■ Aim: Scan the following material for the string "icon" and copy each line in which it appears.

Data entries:
▼
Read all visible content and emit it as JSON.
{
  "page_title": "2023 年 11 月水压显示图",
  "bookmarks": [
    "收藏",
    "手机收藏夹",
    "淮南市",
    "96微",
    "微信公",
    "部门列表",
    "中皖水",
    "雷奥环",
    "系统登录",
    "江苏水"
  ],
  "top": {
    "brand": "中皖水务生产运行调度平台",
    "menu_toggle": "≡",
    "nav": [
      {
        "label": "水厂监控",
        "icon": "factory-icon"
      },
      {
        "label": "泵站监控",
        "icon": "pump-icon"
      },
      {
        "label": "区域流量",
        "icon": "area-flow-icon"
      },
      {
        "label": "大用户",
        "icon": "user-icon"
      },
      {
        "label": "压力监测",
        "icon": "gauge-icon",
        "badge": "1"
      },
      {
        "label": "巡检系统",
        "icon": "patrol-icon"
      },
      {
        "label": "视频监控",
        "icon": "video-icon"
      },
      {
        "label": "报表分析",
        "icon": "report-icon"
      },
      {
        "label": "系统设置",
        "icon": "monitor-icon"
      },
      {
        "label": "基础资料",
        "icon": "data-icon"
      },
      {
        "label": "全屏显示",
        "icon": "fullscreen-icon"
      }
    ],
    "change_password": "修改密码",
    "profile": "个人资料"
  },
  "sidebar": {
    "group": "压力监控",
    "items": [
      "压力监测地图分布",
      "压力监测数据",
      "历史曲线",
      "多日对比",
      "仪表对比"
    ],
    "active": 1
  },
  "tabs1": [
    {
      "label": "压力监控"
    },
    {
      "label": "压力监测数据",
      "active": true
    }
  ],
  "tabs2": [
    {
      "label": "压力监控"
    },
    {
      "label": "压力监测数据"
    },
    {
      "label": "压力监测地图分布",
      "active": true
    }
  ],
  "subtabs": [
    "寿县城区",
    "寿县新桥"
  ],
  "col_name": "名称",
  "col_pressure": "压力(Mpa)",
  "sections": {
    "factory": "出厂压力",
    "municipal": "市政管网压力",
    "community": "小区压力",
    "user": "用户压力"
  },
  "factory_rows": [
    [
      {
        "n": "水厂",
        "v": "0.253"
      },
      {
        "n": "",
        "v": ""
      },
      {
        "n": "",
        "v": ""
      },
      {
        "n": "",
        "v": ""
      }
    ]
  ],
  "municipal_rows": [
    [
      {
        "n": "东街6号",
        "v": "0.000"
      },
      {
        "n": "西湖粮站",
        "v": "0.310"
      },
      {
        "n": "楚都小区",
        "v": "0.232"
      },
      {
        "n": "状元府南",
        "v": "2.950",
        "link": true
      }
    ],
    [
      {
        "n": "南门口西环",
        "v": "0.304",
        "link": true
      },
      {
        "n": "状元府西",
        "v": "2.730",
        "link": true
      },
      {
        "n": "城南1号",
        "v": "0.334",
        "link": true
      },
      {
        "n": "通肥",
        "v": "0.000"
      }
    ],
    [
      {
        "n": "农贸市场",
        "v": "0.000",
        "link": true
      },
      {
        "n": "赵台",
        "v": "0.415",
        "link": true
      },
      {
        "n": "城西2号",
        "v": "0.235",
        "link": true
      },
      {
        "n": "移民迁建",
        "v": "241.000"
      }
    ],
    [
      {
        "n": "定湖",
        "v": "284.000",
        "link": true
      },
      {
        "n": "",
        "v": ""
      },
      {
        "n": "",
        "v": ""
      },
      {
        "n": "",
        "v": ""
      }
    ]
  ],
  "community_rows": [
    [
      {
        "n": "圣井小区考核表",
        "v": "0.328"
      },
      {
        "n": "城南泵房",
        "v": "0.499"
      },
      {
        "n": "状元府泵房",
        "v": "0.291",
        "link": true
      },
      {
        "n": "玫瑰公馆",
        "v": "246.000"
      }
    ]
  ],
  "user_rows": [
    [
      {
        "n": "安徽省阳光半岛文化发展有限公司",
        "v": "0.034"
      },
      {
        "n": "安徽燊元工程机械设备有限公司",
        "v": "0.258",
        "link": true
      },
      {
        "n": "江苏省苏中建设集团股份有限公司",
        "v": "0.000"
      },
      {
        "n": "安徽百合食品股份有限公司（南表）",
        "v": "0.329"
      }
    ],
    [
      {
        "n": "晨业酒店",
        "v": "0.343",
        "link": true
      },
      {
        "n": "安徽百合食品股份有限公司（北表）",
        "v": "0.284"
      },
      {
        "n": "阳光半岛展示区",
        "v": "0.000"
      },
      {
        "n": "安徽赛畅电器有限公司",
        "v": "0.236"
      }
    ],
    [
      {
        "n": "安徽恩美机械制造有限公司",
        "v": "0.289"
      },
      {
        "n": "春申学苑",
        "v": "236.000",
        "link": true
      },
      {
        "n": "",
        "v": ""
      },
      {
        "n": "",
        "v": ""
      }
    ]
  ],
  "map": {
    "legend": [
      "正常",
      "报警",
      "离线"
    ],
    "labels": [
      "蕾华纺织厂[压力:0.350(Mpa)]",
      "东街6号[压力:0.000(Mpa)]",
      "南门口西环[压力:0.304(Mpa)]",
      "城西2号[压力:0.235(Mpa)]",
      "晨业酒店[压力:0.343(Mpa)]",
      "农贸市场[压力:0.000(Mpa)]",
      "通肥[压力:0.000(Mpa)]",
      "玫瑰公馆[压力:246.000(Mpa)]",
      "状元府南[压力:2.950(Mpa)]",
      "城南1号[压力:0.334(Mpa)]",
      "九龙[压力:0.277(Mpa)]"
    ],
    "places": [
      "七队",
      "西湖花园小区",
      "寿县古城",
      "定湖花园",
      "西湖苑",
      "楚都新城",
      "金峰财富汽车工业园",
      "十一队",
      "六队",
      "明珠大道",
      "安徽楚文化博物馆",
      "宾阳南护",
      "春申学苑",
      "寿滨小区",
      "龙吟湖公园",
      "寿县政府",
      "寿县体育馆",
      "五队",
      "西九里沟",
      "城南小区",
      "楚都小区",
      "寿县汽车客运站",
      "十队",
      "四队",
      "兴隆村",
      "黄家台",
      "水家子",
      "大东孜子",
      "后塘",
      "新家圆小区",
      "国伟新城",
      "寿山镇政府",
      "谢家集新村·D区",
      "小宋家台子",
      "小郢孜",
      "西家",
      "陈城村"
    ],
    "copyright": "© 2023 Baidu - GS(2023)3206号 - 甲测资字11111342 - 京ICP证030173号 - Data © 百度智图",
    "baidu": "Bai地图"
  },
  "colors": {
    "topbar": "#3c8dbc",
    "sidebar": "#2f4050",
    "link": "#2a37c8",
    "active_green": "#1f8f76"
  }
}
▲
■ Task solution:
        "icon": "factory-icon"
        "icon": "pump-icon"
        "icon": "area-flow-icon"
        "icon": "user-icon"
        "icon": "gauge-icon",
        "icon": "patrol-icon"
        "icon": "video-icon"
        "icon": "report-icon"
        "icon": "monitor-icon"
        "icon": "data-icon"
        "icon": "fullscreen-icon"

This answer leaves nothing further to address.